== Supplied information ==

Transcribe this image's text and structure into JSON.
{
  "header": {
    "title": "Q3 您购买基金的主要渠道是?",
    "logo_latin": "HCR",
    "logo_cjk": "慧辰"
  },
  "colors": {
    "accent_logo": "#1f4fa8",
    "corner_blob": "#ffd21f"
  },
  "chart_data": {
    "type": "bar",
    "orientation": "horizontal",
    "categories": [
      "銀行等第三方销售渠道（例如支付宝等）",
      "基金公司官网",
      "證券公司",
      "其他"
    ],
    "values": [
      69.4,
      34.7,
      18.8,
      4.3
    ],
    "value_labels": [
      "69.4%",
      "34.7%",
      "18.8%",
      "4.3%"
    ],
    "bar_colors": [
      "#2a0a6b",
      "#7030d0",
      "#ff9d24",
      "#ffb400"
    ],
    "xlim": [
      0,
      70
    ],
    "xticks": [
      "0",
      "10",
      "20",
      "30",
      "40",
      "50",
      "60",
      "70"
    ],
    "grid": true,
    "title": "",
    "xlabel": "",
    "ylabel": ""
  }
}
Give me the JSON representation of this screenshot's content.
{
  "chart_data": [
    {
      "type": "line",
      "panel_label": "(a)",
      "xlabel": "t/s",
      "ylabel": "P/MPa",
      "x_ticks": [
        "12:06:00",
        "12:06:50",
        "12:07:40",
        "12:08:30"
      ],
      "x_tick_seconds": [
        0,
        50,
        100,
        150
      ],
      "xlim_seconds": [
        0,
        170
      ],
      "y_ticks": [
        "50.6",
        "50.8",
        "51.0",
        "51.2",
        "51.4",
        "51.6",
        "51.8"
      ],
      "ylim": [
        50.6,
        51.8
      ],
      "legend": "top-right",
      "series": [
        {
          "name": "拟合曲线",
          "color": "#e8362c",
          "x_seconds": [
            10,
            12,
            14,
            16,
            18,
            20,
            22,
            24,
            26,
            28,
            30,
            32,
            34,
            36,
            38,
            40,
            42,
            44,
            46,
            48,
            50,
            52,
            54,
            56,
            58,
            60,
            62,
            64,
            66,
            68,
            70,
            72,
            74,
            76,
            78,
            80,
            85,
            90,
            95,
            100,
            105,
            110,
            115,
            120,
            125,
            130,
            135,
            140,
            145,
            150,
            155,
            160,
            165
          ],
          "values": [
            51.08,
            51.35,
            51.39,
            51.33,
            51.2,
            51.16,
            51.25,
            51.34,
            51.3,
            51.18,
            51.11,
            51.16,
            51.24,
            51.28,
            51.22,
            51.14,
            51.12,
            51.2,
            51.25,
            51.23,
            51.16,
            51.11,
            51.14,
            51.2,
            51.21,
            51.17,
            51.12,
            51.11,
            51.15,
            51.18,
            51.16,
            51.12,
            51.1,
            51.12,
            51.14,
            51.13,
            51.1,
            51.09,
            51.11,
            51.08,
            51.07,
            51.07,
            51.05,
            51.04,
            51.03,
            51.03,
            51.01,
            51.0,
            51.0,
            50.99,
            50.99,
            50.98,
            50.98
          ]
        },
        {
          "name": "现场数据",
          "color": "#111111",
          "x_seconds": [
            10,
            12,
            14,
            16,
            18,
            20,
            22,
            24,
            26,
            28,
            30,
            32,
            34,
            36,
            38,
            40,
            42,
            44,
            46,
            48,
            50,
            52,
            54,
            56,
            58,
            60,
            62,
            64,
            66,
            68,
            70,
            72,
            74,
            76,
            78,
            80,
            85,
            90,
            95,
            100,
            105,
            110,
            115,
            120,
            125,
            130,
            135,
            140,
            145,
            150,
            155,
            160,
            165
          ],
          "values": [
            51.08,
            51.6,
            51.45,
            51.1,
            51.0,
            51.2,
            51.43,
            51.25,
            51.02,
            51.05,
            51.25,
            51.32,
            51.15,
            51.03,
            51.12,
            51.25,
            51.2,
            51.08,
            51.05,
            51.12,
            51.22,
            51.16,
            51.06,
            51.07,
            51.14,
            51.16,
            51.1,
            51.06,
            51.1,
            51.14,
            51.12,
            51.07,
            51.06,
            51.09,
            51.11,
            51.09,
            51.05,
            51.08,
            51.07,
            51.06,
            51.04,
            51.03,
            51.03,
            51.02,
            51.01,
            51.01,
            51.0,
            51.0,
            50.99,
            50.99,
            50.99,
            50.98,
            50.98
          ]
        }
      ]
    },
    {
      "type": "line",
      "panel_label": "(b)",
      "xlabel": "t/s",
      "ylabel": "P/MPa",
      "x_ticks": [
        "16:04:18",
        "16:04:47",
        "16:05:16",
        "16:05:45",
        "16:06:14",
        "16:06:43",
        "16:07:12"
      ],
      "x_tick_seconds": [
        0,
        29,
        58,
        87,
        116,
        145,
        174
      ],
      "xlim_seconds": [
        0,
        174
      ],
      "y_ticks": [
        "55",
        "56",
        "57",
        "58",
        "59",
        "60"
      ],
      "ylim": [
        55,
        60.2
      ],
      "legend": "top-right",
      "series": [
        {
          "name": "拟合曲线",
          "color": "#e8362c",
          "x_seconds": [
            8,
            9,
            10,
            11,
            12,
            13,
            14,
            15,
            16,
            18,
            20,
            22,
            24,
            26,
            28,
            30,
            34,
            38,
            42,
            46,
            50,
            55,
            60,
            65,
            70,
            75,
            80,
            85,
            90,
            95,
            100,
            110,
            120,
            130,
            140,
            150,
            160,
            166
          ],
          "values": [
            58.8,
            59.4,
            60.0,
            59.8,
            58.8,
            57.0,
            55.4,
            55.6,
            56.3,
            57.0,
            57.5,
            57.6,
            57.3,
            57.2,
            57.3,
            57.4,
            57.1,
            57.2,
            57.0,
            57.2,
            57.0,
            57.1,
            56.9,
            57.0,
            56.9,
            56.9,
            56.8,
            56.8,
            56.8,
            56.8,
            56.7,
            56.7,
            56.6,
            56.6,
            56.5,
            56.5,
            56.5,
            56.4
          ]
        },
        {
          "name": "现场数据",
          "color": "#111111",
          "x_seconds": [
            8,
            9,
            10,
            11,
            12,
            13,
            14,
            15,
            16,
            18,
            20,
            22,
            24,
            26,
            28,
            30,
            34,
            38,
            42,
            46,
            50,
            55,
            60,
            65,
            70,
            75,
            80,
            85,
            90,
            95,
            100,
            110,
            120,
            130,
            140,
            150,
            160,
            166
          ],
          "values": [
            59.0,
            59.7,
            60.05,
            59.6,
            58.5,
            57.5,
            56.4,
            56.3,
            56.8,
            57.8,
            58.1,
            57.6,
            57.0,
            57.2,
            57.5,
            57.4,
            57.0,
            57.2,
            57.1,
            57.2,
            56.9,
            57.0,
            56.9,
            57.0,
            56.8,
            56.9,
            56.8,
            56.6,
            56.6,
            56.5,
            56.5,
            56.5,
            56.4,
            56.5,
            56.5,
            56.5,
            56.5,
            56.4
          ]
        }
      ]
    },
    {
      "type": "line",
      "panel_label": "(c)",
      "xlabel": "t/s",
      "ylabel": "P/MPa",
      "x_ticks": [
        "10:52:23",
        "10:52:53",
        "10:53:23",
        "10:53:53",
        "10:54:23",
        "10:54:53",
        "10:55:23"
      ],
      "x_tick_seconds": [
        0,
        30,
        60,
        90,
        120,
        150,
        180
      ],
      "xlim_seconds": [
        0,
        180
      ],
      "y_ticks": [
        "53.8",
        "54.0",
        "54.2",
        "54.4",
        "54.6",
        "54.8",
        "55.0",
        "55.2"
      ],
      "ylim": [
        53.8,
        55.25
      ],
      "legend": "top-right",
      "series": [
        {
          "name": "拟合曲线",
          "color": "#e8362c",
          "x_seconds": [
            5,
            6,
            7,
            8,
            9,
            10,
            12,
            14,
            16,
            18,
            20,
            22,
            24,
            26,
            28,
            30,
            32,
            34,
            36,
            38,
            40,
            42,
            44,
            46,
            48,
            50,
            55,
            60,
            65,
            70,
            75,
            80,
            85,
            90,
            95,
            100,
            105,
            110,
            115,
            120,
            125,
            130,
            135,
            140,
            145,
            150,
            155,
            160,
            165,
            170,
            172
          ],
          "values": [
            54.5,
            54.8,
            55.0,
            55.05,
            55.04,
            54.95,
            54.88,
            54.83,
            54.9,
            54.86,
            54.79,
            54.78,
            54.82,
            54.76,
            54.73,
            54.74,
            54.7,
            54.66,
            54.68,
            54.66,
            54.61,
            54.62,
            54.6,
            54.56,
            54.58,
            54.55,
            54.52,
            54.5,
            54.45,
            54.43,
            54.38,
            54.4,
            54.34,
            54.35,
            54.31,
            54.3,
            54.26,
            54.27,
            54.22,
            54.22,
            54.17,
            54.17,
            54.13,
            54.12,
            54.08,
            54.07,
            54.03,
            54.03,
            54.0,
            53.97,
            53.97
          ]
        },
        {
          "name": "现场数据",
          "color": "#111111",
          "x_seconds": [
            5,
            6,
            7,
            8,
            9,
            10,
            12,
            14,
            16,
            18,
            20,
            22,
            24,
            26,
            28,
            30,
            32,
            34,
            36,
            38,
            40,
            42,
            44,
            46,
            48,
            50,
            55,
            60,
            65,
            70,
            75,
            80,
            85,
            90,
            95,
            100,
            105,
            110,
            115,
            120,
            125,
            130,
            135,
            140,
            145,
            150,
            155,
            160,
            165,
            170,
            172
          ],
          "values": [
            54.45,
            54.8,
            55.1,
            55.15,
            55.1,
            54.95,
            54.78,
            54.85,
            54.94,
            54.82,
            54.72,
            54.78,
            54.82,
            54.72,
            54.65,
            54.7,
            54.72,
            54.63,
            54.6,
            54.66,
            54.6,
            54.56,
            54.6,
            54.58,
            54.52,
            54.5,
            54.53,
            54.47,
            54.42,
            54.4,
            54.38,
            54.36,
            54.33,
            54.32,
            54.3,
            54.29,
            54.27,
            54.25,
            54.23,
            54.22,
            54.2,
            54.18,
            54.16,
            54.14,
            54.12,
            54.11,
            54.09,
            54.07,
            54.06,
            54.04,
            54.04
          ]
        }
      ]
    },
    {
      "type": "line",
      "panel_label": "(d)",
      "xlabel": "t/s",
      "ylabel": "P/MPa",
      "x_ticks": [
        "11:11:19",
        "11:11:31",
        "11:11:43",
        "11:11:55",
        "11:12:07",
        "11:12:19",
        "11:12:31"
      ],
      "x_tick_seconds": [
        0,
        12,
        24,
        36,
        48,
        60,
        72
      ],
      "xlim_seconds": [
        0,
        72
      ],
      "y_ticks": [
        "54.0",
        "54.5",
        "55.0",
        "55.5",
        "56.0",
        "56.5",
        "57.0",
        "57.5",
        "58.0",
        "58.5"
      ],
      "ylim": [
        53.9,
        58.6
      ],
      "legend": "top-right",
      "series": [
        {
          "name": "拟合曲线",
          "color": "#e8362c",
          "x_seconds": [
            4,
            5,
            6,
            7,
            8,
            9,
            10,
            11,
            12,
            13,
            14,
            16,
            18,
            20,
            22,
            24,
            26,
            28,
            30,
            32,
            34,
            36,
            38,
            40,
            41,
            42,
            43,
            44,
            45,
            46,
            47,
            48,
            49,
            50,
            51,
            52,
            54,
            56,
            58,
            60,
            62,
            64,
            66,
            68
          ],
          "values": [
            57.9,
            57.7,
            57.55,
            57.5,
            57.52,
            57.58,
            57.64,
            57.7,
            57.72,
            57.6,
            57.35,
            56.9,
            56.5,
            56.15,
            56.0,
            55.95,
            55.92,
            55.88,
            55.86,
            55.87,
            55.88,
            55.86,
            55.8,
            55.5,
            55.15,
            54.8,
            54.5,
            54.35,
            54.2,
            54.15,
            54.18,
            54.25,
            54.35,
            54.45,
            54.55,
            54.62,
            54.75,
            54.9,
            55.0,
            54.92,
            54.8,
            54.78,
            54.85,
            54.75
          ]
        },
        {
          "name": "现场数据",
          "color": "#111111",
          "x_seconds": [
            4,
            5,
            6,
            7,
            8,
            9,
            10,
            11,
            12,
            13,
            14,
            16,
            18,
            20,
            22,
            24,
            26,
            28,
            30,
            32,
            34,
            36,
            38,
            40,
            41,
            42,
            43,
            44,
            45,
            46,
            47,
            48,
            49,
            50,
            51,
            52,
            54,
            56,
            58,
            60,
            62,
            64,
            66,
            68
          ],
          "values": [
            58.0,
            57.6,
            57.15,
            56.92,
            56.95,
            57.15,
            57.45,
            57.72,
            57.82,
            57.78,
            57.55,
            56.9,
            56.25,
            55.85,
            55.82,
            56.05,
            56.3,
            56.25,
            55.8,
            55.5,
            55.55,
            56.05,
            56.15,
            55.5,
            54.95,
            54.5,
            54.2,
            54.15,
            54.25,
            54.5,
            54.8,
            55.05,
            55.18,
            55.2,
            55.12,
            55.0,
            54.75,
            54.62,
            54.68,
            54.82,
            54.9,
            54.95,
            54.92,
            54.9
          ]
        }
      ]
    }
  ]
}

===

## What the task asks
Which lines above hold the word "JSON"? Copy each of them.

## Output of the exercise
Transcribe this image's text and structure into JSON.
Give me the JSON representation of this screenshot's content.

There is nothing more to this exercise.